*Directions*
Every line that contains the word "this" should be copied out.

*Records*
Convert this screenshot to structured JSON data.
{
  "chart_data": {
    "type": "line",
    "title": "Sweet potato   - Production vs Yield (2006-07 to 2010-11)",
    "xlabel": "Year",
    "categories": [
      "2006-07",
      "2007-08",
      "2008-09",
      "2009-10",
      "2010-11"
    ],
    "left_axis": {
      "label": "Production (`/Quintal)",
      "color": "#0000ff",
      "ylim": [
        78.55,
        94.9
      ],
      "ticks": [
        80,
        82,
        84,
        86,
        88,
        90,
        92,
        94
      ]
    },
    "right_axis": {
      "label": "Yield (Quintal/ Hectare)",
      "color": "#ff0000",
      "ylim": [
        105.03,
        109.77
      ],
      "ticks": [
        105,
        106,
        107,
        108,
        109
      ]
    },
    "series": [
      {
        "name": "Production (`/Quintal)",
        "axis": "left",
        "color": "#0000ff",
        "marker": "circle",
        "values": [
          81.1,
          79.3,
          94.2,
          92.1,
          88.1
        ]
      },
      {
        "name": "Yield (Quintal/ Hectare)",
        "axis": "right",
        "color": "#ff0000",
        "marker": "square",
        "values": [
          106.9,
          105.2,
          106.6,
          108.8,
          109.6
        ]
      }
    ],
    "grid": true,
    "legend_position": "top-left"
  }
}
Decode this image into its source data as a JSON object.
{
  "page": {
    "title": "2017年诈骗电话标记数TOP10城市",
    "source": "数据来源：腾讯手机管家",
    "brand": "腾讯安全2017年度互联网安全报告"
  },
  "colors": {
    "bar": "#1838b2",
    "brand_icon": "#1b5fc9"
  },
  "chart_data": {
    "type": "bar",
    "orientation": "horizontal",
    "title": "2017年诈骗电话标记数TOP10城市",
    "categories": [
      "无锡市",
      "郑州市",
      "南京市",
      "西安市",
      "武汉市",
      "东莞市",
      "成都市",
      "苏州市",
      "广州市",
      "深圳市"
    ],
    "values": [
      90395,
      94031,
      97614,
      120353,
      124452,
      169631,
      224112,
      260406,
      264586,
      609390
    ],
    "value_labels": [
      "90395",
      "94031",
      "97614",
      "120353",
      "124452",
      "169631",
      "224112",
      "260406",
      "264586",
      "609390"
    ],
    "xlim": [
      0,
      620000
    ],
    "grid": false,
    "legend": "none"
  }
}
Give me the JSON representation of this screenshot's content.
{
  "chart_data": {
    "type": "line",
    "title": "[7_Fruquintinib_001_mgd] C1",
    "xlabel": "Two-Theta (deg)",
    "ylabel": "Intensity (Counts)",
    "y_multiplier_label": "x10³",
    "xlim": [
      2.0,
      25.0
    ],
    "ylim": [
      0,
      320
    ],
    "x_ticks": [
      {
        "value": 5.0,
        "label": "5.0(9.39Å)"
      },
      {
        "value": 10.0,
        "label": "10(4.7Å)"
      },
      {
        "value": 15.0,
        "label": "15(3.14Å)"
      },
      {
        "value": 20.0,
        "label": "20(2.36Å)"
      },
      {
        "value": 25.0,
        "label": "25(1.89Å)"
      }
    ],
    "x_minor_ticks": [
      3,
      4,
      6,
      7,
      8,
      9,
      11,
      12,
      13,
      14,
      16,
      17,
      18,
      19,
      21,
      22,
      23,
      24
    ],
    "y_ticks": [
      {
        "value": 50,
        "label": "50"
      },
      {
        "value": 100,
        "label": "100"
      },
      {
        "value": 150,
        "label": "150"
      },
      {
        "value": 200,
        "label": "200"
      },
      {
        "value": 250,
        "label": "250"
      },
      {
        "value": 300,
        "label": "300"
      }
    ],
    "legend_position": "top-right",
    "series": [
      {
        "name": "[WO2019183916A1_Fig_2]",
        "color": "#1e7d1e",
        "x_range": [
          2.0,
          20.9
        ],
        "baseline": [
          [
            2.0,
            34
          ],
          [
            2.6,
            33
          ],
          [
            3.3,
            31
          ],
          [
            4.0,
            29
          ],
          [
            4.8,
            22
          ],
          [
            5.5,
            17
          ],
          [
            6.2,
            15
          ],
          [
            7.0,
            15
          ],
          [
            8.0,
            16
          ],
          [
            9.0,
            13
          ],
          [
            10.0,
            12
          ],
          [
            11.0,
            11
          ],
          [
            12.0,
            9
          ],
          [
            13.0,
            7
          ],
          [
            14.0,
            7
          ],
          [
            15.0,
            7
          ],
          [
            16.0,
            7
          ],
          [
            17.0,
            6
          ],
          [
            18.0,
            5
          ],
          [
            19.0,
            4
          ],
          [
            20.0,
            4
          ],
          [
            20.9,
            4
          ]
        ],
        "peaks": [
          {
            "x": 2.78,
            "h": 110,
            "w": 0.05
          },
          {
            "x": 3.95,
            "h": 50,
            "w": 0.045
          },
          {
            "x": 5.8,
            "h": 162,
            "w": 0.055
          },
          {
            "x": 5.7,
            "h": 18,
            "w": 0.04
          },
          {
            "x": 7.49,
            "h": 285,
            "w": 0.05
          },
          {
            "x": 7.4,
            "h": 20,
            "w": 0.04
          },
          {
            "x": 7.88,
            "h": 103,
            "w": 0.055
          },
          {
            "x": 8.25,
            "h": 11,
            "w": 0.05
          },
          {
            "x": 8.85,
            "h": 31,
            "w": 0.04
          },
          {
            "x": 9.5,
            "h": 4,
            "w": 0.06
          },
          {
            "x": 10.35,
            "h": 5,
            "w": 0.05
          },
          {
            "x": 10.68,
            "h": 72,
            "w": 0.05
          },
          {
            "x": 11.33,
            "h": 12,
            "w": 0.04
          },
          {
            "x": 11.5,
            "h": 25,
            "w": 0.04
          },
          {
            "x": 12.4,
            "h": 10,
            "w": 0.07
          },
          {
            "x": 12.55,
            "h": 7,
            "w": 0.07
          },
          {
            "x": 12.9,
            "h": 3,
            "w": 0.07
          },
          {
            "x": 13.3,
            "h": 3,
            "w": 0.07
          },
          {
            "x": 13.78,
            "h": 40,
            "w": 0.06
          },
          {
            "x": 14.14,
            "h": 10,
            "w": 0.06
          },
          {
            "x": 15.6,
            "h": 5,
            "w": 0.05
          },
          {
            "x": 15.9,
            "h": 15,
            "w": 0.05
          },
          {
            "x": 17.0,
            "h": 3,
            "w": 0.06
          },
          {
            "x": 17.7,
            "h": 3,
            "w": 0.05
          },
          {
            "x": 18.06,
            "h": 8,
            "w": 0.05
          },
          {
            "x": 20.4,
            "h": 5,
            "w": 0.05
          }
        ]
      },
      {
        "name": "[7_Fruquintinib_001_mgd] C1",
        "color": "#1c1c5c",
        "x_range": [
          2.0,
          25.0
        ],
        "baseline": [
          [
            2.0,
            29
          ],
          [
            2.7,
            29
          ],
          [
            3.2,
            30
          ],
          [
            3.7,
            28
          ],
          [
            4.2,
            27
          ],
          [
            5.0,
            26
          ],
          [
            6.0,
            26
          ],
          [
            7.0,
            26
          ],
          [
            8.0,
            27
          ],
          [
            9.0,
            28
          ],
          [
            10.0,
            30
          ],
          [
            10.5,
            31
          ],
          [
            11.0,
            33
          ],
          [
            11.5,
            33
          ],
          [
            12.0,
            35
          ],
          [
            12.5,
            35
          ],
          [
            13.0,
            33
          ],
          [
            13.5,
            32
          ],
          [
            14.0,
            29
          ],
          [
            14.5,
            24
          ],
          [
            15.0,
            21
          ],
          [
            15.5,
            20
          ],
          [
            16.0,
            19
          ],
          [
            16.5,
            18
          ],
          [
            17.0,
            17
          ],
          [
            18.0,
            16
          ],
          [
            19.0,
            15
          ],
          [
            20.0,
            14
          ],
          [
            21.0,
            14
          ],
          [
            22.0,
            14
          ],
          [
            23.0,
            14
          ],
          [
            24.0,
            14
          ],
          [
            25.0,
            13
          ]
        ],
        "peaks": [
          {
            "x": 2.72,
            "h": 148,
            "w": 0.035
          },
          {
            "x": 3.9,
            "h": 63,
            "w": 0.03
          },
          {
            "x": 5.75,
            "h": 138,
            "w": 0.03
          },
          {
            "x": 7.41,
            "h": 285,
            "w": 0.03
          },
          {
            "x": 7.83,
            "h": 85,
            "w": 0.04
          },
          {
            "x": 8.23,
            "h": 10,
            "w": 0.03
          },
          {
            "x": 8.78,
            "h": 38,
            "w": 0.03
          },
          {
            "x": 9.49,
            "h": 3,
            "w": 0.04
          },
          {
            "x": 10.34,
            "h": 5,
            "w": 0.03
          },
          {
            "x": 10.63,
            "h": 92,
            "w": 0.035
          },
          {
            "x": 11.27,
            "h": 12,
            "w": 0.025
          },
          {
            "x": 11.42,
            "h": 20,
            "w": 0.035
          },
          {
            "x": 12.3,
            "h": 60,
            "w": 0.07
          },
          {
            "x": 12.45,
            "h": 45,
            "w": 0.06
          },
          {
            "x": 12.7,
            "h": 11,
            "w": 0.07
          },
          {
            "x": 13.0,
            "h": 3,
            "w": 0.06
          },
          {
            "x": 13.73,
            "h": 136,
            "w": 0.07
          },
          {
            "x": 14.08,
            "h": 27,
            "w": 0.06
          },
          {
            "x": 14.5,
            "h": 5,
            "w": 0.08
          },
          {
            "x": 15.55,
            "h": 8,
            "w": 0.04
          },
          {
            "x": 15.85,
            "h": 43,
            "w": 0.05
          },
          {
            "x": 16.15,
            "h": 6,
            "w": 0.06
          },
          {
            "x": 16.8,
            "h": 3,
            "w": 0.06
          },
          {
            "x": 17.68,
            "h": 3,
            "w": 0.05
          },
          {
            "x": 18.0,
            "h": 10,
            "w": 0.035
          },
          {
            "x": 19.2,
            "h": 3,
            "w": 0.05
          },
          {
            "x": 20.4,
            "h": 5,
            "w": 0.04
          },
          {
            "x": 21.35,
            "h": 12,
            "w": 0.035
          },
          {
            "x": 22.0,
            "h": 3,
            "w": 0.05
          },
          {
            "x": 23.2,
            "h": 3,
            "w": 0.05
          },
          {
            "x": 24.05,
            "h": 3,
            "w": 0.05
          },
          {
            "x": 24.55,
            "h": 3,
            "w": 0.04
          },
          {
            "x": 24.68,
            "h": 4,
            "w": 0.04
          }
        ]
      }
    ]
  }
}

*Exercise output*
Convert this screenshot to structured JSON data.
Decode this image into its source data as a JSON object.
Give me the JSON representation of this screenshot's content.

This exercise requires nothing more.